Task details
Please output each entry in the material beneath exactly as shown.

*** Listed records ***

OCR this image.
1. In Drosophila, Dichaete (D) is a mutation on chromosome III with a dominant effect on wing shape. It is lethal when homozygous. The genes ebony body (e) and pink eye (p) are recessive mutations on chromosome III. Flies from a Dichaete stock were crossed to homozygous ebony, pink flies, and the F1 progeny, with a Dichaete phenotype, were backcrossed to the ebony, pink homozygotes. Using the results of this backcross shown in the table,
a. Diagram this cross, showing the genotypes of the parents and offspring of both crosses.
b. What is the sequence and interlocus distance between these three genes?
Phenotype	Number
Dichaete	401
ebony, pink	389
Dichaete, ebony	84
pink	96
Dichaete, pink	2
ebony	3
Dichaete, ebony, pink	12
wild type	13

*** End of Listed records ***

Answer space
OCR this image.
1. In Drosophila, Dichaete (D) is a mutation on chromosome III with a dominant effect on wing shape. It is lethal when homozygous. The genes ebony body (e) and pink eye (p) are recessive mutations on chromosome III. Flies from a Dichaete stock were crossed to homozygous ebony, pink flies, and the F1 progeny, with a Dichaete phenotype, were backcrossed to the ebony, pink homozygotes. Using the results of this backcross shown in the table,
a. Diagram this cross, showing the genotypes of the parents and offspring of both crosses.
b. What is the sequence and interlocus distance between these three genes?
Phenotype	Number
Dichaete	401
ebony, pink	389
Dichaete, ebony	84
pink	96
Dichaete, pink	2
ebony	3
Dichaete, ebony, pink	12
wild type	13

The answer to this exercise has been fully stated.